* [WHAT THE TASK ASKS]:
All the data must come back unchanged, except that pictures are left out.

* [INPUT DATA]:

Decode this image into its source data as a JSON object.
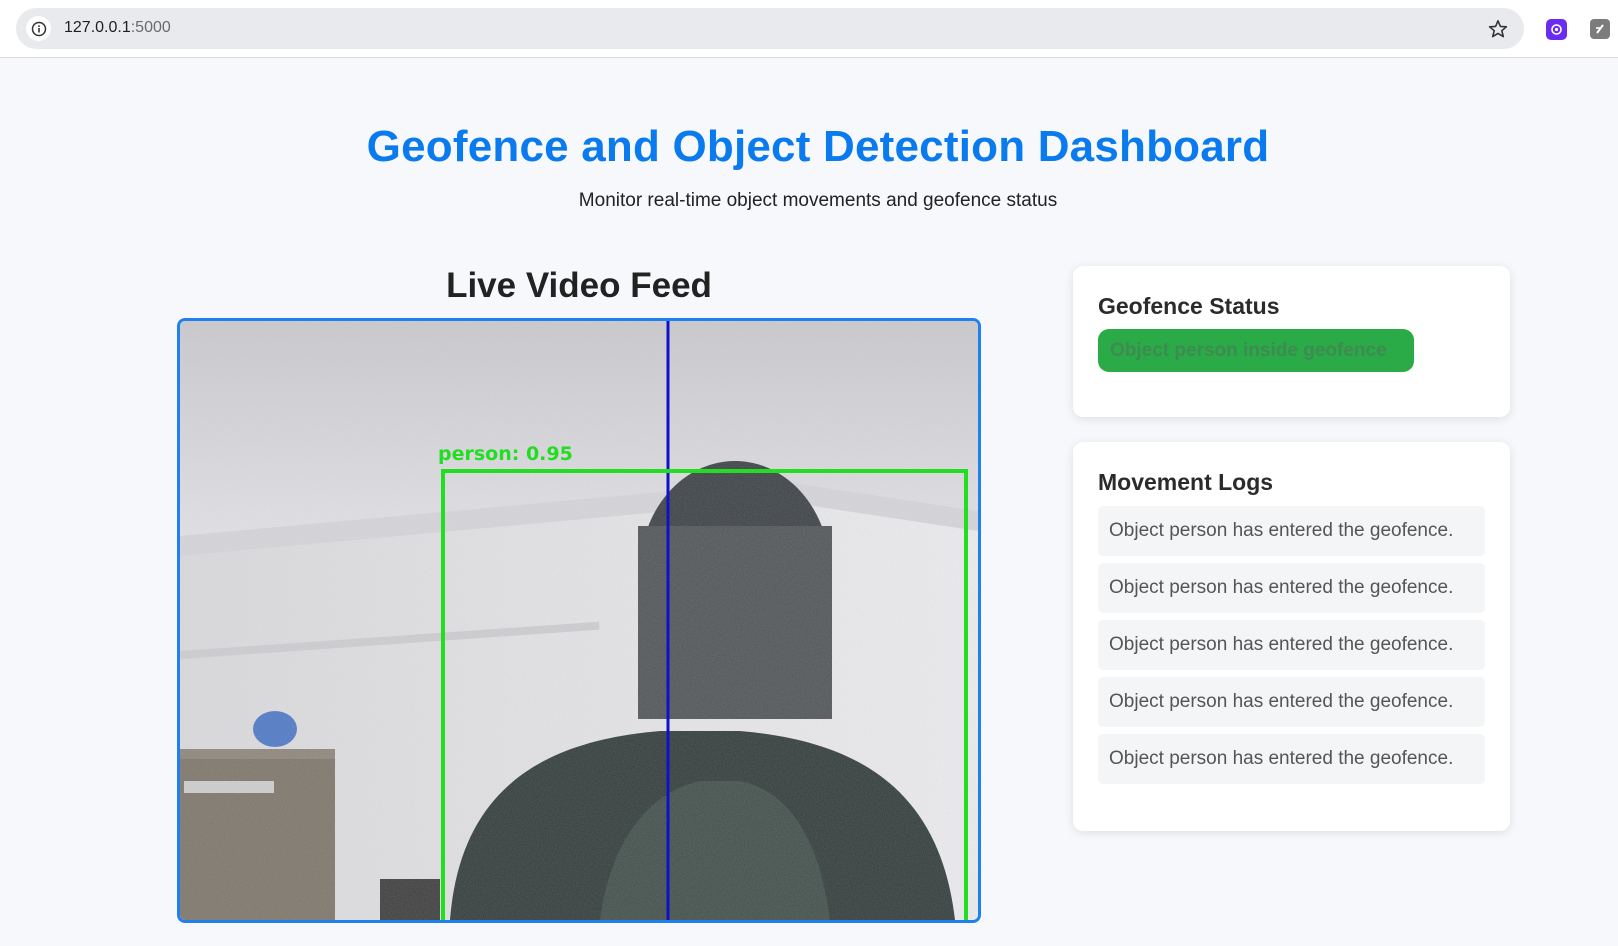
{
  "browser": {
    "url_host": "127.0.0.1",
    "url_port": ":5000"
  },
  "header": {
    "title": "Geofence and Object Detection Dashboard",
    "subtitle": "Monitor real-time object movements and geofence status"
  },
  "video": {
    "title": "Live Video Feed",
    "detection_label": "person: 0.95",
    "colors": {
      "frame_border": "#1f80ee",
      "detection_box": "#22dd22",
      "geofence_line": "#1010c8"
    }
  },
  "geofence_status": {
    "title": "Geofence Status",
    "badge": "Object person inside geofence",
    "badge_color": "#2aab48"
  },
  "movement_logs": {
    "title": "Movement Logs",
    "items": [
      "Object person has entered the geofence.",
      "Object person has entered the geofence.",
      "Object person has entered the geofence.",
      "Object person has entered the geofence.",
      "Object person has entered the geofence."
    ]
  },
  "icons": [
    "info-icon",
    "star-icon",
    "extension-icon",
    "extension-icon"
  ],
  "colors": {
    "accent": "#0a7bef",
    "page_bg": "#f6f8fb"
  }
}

* [RESPONSE TO THIS TASK]:
Decode this image into its source data as a JSON object.
{
  "browser": {
    "url_host": "127.0.0.1",
    "url_port": ":5000"
  },
  "header": {
    "title": "Geofence and Object Detection Dashboard",
    "subtitle": "Monitor real-time object movements and geofence status"
  },
  "video": {
    "title": "Live Video Feed",
    "detection_label": "person: 0.95",
    "colors": {
      "frame_border": "#1f80ee",
      "detection_box": "#22dd22",
      "geofence_line": "#1010c8"
    }
  },
  "geofence_status": {
    "title": "Geofence Status",
    "badge": "Object person inside geofence",
    "badge_color": "#2aab48"
  },
  "movement_logs": {
    "title": "Movement Logs",
    "items": [
      "Object person has entered the geofence.",
      "Object person has entered the geofence.",
      "Object person has entered the geofence.",
      "Object person has entered the geofence.",
      "Object person has entered the geofence."
    ]
  },
  "icons": [
    "info-icon",
    "star-icon",
    "extension-icon",
    "extension-icon"
  ],
  "colors": {
    "accent": "#0a7bef",
    "page_bg": "#f6f8fb"
  }
}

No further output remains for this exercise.